# Your instructions
Which lines hold the word "arrow"? Show each of them.

# # # # # # #

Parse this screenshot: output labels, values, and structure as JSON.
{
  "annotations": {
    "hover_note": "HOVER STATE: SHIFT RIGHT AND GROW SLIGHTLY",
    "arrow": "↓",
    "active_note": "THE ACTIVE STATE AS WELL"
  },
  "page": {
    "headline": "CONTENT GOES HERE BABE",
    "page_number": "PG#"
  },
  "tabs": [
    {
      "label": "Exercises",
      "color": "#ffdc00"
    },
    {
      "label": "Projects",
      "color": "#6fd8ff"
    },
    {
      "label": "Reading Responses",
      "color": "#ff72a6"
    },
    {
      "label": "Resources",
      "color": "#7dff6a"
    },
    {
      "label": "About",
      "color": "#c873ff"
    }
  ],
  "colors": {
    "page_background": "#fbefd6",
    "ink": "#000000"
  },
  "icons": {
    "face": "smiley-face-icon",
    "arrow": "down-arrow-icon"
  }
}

# # # # # # #

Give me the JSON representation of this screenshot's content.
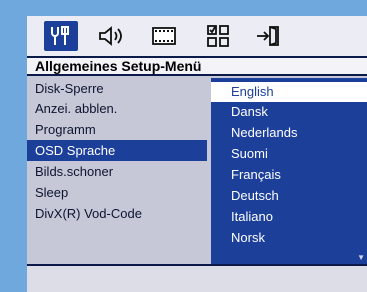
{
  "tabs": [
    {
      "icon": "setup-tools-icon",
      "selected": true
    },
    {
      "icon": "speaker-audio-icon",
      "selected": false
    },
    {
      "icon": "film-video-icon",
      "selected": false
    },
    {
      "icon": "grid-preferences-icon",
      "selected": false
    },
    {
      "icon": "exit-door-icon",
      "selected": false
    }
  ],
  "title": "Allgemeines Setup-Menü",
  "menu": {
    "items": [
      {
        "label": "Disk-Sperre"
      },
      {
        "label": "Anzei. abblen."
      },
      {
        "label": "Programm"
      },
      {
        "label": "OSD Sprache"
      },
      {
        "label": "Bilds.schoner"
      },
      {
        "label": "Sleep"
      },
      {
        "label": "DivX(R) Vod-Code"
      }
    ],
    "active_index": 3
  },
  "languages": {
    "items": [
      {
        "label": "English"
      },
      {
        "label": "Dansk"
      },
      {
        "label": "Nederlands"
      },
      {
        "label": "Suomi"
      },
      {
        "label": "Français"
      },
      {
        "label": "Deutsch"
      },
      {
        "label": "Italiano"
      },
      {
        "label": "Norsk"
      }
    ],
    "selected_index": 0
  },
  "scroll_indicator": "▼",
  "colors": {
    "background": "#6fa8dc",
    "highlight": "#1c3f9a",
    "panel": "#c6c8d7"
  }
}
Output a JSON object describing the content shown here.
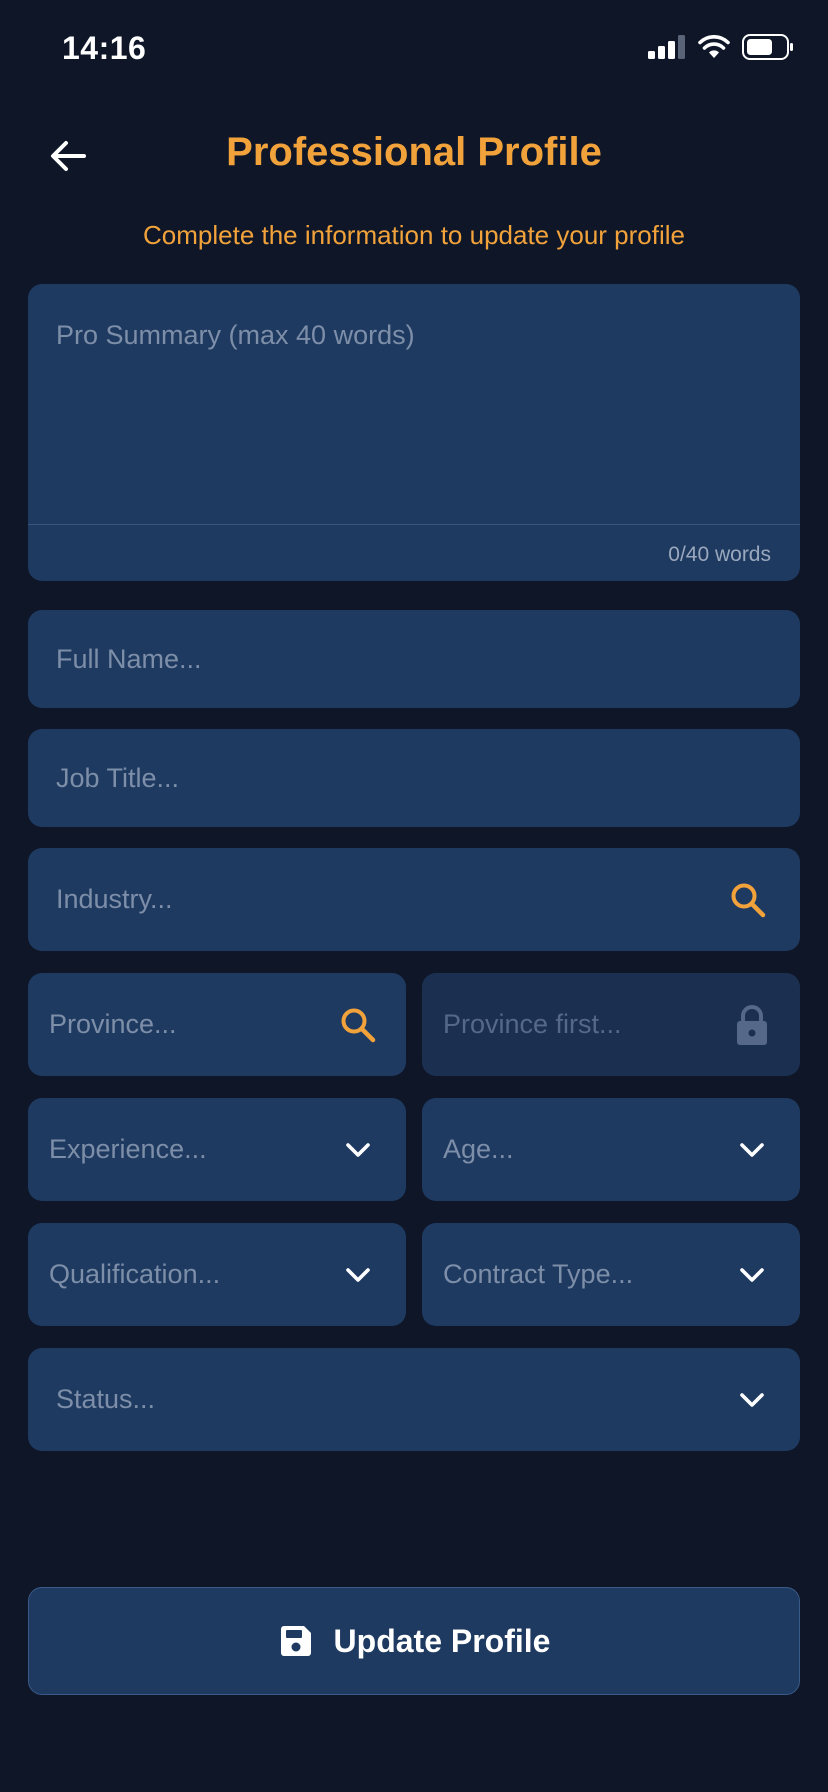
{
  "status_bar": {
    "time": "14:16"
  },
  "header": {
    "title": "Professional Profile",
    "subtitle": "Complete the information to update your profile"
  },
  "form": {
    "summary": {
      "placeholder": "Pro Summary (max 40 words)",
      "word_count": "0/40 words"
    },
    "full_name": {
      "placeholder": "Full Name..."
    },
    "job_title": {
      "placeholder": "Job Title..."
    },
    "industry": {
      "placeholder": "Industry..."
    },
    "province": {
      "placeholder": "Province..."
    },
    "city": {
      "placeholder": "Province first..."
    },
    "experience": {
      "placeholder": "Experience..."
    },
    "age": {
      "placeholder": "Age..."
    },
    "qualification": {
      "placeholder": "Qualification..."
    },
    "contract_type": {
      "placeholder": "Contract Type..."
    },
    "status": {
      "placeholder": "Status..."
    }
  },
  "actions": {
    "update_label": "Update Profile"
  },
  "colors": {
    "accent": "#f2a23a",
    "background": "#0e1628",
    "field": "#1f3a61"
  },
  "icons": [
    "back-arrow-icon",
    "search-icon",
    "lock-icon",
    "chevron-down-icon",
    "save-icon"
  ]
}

# # # # # # #

# Final answer
    "arrow": "↓",
    "arrow": "down-arrow-icon"
    "back-arrow-icon",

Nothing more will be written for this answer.